**Instruction:** Return exactly the span of lines that opens with the line containing "Enumerate this screenshot's" and closes with the last line of the data, inclusive.

Structured figure records

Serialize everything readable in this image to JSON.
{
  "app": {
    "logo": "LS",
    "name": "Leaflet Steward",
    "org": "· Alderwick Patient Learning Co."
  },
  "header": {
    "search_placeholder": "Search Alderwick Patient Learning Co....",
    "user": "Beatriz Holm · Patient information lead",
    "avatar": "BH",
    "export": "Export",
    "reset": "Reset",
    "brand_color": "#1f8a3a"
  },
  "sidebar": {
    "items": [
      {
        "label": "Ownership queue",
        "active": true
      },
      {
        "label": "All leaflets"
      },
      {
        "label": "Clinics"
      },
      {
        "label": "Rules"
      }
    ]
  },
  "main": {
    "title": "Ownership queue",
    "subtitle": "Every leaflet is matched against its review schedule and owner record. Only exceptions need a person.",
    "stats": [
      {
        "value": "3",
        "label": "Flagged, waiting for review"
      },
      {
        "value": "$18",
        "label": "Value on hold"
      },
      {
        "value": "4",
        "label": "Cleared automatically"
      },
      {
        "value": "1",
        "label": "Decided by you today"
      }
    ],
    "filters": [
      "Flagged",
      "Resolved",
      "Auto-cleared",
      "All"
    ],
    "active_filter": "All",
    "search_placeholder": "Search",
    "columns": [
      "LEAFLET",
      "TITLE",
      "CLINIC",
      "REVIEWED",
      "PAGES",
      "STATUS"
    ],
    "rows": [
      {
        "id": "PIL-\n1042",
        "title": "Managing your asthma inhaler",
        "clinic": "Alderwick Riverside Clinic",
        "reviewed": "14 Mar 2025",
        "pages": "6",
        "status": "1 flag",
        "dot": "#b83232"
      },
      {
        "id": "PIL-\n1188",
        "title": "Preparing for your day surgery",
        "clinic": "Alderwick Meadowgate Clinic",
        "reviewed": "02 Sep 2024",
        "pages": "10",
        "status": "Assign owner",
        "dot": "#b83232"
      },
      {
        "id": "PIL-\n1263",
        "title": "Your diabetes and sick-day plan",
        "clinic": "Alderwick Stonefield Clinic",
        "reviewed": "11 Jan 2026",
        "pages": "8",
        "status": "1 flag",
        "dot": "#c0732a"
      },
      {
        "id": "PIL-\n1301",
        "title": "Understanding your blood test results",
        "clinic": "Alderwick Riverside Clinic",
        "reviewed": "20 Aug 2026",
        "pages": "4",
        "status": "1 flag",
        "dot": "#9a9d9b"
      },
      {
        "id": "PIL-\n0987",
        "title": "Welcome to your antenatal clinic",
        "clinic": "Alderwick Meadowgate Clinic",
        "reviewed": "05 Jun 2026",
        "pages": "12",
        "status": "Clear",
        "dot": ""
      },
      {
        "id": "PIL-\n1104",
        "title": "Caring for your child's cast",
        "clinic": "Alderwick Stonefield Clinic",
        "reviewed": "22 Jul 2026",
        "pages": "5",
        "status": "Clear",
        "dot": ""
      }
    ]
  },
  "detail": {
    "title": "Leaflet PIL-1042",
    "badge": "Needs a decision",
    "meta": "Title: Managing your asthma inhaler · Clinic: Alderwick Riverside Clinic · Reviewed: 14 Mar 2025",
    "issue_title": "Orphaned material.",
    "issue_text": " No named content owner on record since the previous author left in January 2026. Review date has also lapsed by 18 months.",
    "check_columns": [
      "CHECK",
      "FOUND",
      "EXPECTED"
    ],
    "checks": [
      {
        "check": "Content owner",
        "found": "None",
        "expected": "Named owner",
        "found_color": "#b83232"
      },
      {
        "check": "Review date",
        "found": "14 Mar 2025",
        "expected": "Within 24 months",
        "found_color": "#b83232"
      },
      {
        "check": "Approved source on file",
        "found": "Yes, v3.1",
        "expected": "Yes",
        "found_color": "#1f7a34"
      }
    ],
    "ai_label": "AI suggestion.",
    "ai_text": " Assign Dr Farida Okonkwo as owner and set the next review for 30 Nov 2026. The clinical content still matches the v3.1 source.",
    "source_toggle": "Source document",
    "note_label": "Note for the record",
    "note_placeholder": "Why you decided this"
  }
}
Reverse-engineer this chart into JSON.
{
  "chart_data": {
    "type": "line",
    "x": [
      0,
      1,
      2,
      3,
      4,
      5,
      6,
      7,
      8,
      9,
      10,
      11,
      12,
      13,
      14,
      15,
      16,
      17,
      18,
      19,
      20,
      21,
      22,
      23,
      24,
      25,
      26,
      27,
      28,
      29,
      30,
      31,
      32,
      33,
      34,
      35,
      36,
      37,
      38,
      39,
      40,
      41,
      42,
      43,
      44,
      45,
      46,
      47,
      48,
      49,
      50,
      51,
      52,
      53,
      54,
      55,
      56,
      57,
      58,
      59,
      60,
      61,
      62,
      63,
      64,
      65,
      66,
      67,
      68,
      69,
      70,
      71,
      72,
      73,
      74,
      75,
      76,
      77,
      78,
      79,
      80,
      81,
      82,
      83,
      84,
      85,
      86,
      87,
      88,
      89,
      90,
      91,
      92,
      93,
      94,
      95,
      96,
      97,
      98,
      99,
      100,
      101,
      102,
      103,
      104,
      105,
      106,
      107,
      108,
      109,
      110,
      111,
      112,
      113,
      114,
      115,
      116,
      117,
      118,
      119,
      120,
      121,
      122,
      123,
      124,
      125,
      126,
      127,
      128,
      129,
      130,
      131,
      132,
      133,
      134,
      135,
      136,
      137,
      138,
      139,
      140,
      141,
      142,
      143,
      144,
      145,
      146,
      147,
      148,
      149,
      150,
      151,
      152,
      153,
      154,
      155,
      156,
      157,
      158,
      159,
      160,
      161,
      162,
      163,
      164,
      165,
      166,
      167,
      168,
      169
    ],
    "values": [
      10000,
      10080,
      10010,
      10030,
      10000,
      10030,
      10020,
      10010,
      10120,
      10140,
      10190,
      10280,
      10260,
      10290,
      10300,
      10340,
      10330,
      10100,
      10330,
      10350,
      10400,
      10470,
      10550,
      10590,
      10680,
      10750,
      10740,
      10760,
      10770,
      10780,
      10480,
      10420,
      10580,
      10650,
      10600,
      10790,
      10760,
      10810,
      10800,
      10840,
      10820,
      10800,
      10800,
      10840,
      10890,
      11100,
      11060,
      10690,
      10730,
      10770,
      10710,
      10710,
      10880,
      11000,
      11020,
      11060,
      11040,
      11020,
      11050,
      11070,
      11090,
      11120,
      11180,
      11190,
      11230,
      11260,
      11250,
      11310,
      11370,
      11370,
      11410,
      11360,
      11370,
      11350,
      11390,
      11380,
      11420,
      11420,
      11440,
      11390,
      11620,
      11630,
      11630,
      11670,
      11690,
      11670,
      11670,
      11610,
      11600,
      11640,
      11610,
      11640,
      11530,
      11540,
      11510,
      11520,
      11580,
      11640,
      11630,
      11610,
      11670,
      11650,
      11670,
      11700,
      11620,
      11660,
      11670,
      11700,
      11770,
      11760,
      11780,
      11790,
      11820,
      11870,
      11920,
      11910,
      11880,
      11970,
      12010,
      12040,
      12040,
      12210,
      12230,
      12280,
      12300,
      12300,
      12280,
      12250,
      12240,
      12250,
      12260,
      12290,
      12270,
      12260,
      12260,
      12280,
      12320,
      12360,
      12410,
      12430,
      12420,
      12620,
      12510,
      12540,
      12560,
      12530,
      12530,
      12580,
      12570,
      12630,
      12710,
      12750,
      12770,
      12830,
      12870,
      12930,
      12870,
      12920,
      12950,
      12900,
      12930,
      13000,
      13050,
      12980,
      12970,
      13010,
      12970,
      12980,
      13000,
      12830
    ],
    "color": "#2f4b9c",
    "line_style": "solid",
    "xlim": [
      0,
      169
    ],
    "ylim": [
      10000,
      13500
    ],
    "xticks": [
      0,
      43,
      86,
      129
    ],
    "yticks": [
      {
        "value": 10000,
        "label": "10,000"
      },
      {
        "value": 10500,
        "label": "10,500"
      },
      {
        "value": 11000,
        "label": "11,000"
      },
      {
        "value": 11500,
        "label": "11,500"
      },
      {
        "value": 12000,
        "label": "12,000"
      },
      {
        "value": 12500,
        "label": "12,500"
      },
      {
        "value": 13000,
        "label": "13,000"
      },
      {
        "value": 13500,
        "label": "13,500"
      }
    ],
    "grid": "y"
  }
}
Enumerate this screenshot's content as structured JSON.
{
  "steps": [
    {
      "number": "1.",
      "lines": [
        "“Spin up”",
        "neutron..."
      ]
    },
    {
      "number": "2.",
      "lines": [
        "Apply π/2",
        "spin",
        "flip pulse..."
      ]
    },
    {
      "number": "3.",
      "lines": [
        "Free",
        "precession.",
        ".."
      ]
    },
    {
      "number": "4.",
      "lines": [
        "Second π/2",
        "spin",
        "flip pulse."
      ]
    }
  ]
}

**Problem solution:**
Enumerate this screenshot's content as structured JSON.
{
  "steps": [
    {
      "number": "1.",
      "lines": [
        "“Spin up”",
        "neutron..."
      ]
    },
    {
      "number": "2.",
      "lines": [
        "Apply π/2",
        "spin",
        "flip pulse..."
      ]
    },
    {
      "number": "3.",
      "lines": [
        "Free",
        "precession.",
        ".."
      ]
    },
    {
      "number": "4.",
      "lines": [
        "Second π/2",
        "spin",
        "flip pulse."
      ]
    }
  ]
}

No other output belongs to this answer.